Saved data entries:

^^^^

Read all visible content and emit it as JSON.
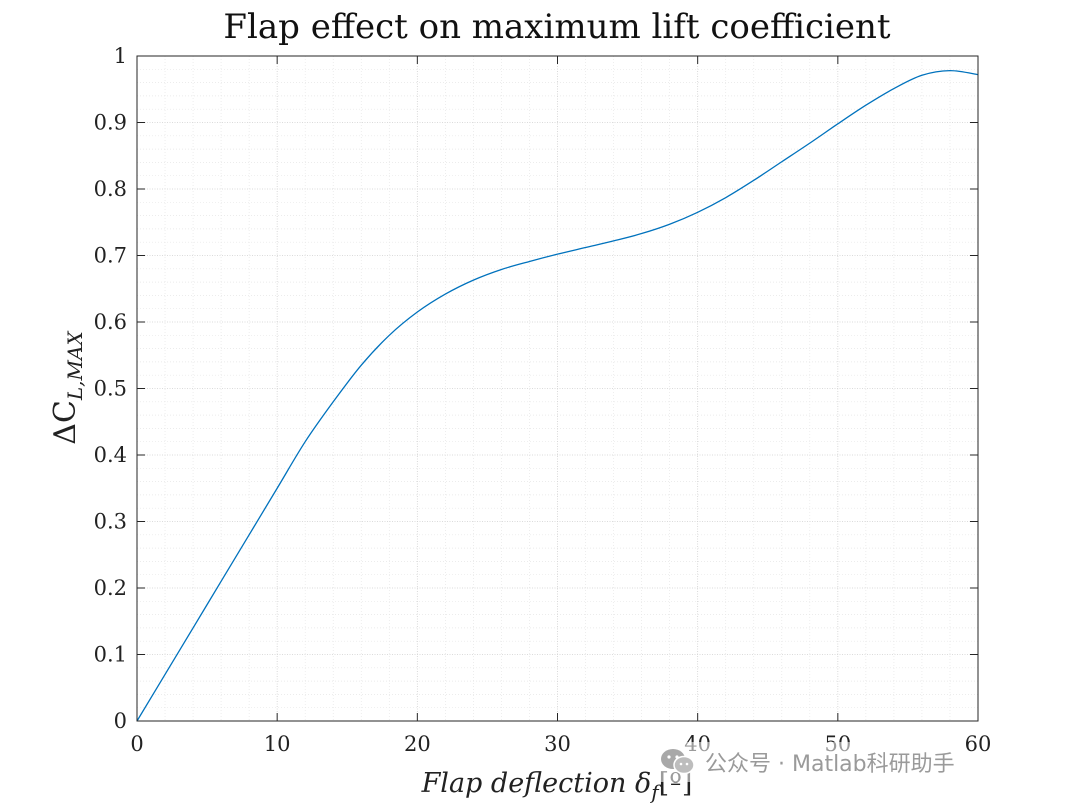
{
  "chart_data": {
    "type": "line",
    "title": "Flap effect on maximum lift coefficient",
    "xlabel": "Flap deflection δ",
    "xlabel_sub": "f",
    "xlabel_unit": "[º]",
    "ylabel": "ΔC",
    "ylabel_sub": "L,MAX",
    "xlim": [
      0,
      60
    ],
    "ylim": [
      0,
      1
    ],
    "xticks": [
      0,
      10,
      20,
      30,
      40,
      50,
      60
    ],
    "xtick_labels": [
      "0",
      "10",
      "20",
      "30",
      "40",
      "50",
      "60"
    ],
    "yticks": [
      0,
      0.1,
      0.2,
      0.3,
      0.4,
      0.5,
      0.6,
      0.7,
      0.8,
      0.9,
      1
    ],
    "ytick_labels": [
      "0",
      "0.1",
      "0.2",
      "0.3",
      "0.4",
      "0.5",
      "0.6",
      "0.7",
      "0.8",
      "0.9",
      "1"
    ],
    "grid": true,
    "minor_grid": true,
    "series": [
      {
        "name": "ΔCL,MAX",
        "color": "#0072BD",
        "x": [
          0,
          2,
          4,
          6,
          8,
          10,
          12,
          14,
          16,
          18,
          20,
          22,
          24,
          26,
          28,
          30,
          32,
          34,
          36,
          38,
          40,
          42,
          44,
          46,
          48,
          50,
          52,
          54,
          56,
          58,
          60
        ],
        "y": [
          0,
          0.07,
          0.14,
          0.21,
          0.28,
          0.35,
          0.42,
          0.48,
          0.535,
          0.58,
          0.615,
          0.642,
          0.663,
          0.679,
          0.691,
          0.702,
          0.712,
          0.722,
          0.733,
          0.747,
          0.765,
          0.787,
          0.813,
          0.841,
          0.869,
          0.898,
          0.926,
          0.951,
          0.971,
          0.978,
          0.972
        ]
      }
    ]
  },
  "watermark": {
    "text": "公众号 · Matlab科研助手",
    "icon": "wechat-icon"
  }
}
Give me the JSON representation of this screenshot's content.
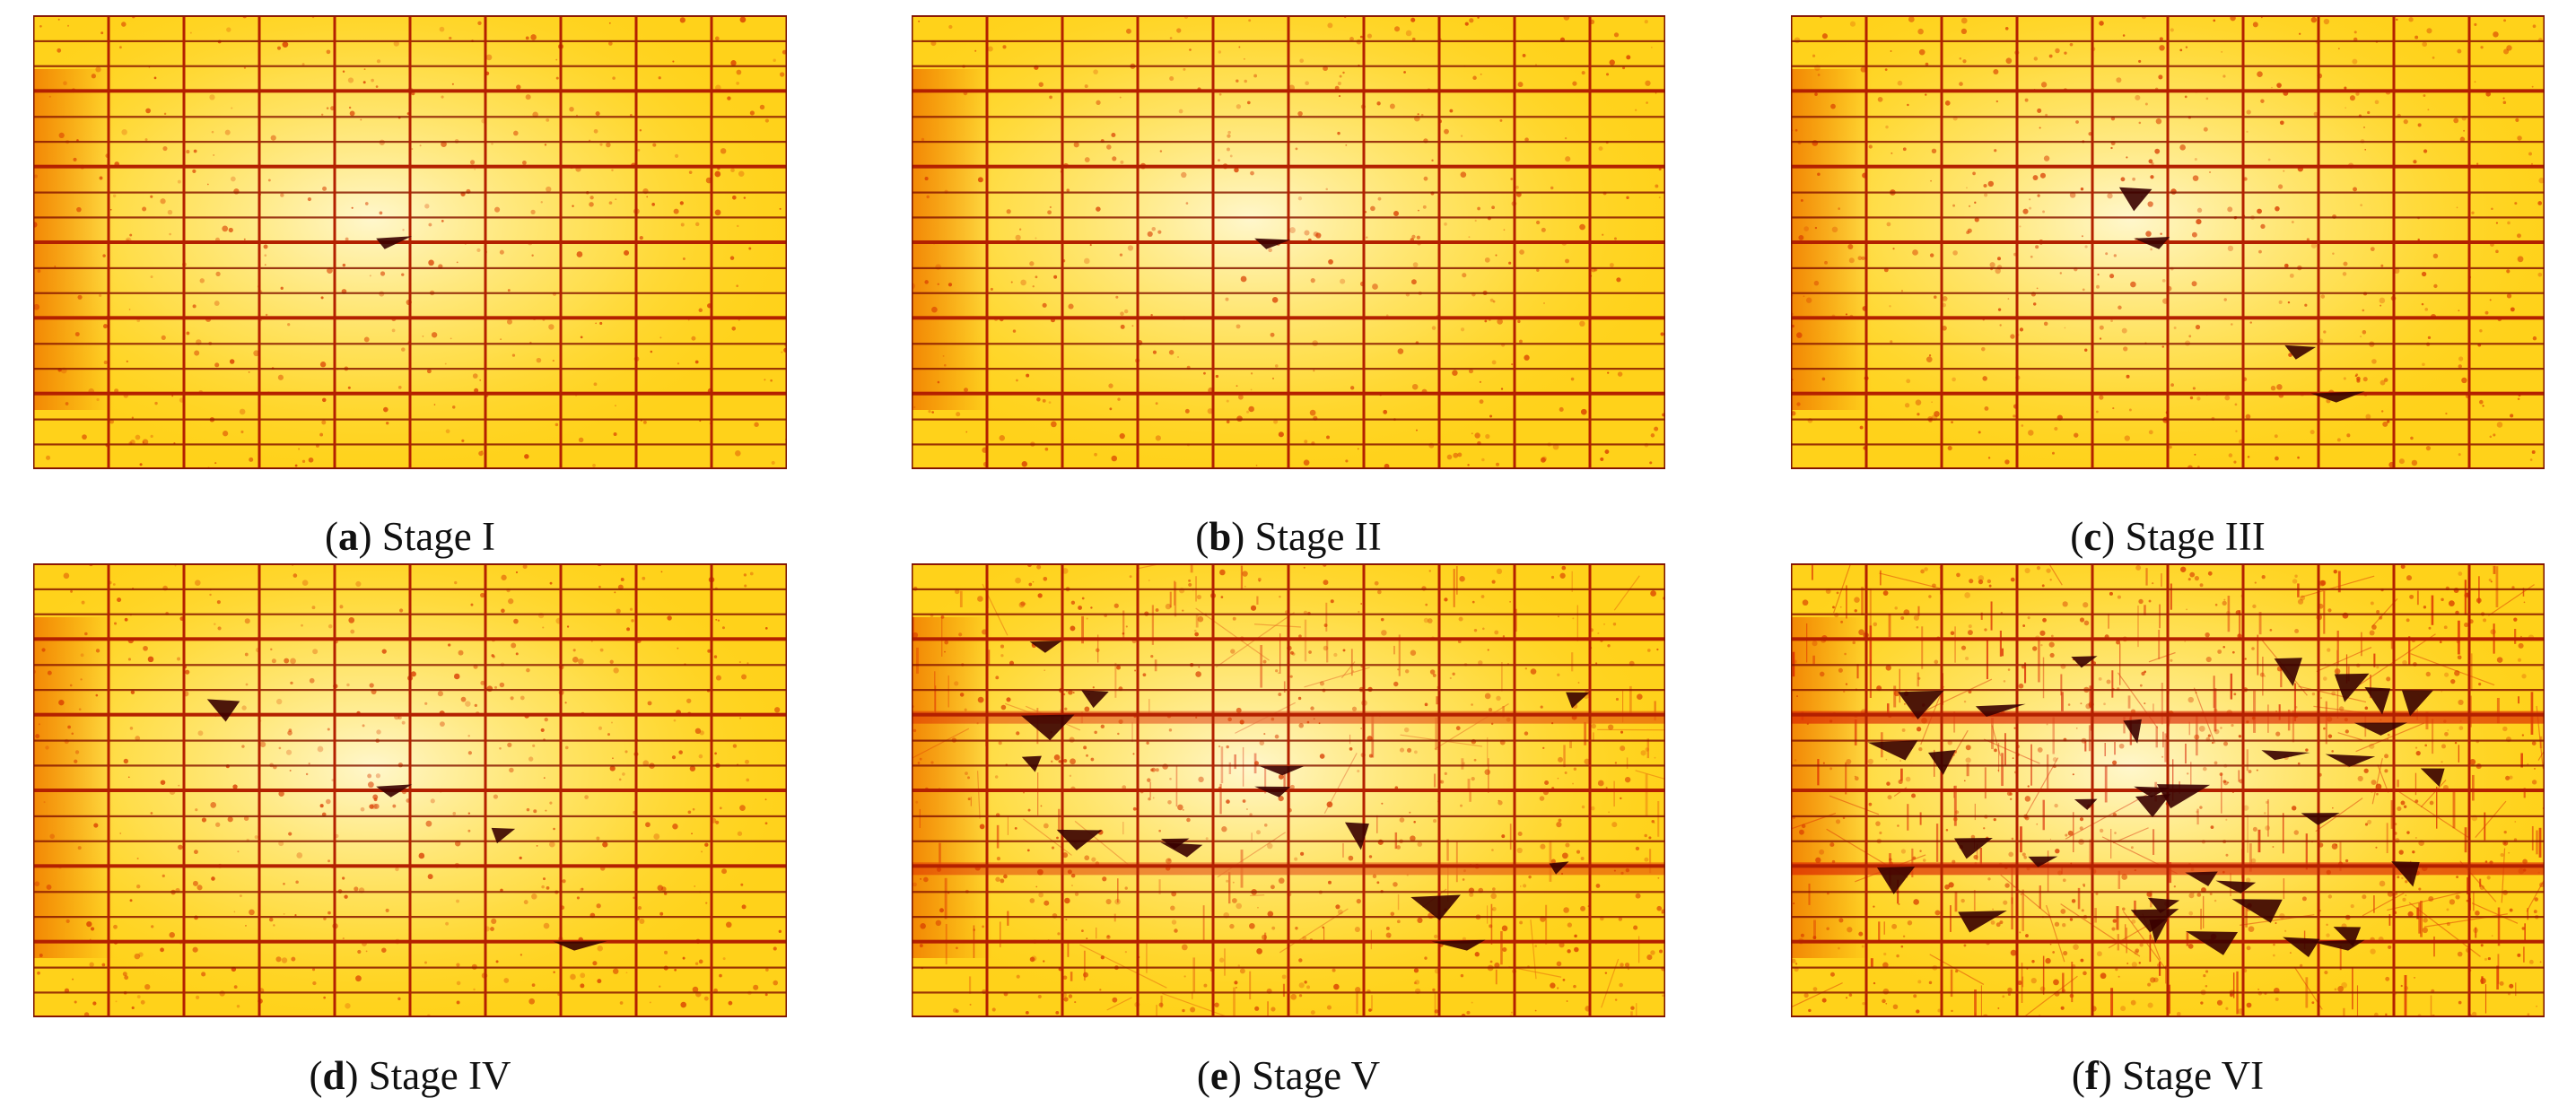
{
  "figure": {
    "panels": [
      {
        "id": "a",
        "letter": "a",
        "label": "Stage I",
        "damage": 0
      },
      {
        "id": "b",
        "letter": "b",
        "label": "Stage II",
        "damage": 0
      },
      {
        "id": "c",
        "letter": "c",
        "label": "Stage III",
        "damage": 1
      },
      {
        "id": "d",
        "letter": "d",
        "label": "Stage IV",
        "damage": 1
      },
      {
        "id": "e",
        "letter": "e",
        "label": "Stage V",
        "damage": 2
      },
      {
        "id": "f",
        "letter": "f",
        "label": "Stage VI",
        "damage": 3
      }
    ]
  },
  "colors": {
    "cell_base": "#ffd21a",
    "cell_light": "#fff4a8",
    "cell_bright": "#fffbe0",
    "busbar": "#8a1a00",
    "gap": "#b32000",
    "spot": "#d83a00",
    "damage_red": "#d81e00",
    "damage_dark": "#3a0000"
  }
}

^^^^

Reproduce every line of the material precisely, omitting its pictures.

_ANSWER TO THIS TASK_.
Read all visible content and emit it as JSON.
{
  "chart_data": {
    "type": "line",
    "title": "Flap effect on maximum lift coefficient",
    "xlabel": "Flap deflection δ",
    "xlabel_sub": "f",
    "xlabel_unit": "[º]",
    "ylabel": "ΔC",
    "ylabel_sub": "L,MAX",
    "xlim": [
      0,
      60
    ],
    "ylim": [
      0,
      1
    ],
    "xticks": [
      0,
      10,
      20,
      30,
      40,
      50,
      60
    ],
    "xtick_labels": [
      "0",
      "10",
      "20",
      "30",
      "40",
      "50",
      "60"
    ],
    "yticks": [
      0,
      0.1,
      0.2,
      0.3,
      0.4,
      0.5,
      0.6,
      0.7,
      0.8,
      0.9,
      1
    ],
    "ytick_labels": [
      "0",
      "0.1",
      "0.2",
      "0.3",
      "0.4",
      "0.5",
      "0.6",
      "0.7",
      "0.8",
      "0.9",
      "1"
    ],
    "grid": true,
    "minor_grid": true,
    "series": [
      {
        "name": "ΔCL,MAX",
        "color": "#0072BD",
        "x": [
          0,
          2,
          4,
          6,
          8,
          10,
          12,
          14,
          16,
          18,
          20,
          22,
          24,
          26,
          28,
          30,
          32,
          34,
          36,
          38,
          40,
          42,
          44,
          46,
          48,
          50,
          52,
          54,
          56,
          58,
          60
        ],
        "y": [
          0,
          0.07,
          0.14,
          0.21,
          0.28,
          0.35,
          0.42,
          0.48,
          0.535,
          0.58,
          0.615,
          0.642,
          0.663,
          0.679,
          0.691,
          0.702,
          0.712,
          0.722,
          0.733,
          0.747,
          0.765,
          0.787,
          0.813,
          0.841,
          0.869,
          0.898,
          0.926,
          0.951,
          0.971,
          0.978,
          0.972
        ]
      }
    ]
  },
  "watermark": {
    "text": "公众号 · Matlab科研助手",
    "icon": "wechat-icon"
  }
}
Give me the JSON representation of this screenshot's content.
{
  "figure": {
    "panels": [
      {
        "id": "a",
        "letter": "a",
        "label": "Stage I",
        "damage": 0
      },
      {
        "id": "b",
        "letter": "b",
        "label": "Stage II",
        "damage": 0
      },
      {
        "id": "c",
        "letter": "c",
        "label": "Stage III",
        "damage": 1
      },
      {
        "id": "d",
        "letter": "d",
        "label": "Stage IV",
        "damage": 1
      },
      {
        "id": "e",
        "letter": "e",
        "label": "Stage V",
        "damage": 2
      },
      {
        "id": "f",
        "letter": "f",
        "label": "Stage VI",
        "damage": 3
      }
    ]
  },
  "colors": {
    "cell_base": "#ffd21a",
    "cell_light": "#fff4a8",
    "cell_bright": "#fffbe0",
    "busbar": "#8a1a00",
    "gap": "#b32000",
    "spot": "#d83a00",
    "damage_red": "#d81e00",
    "damage_dark": "#3a0000"
  }
}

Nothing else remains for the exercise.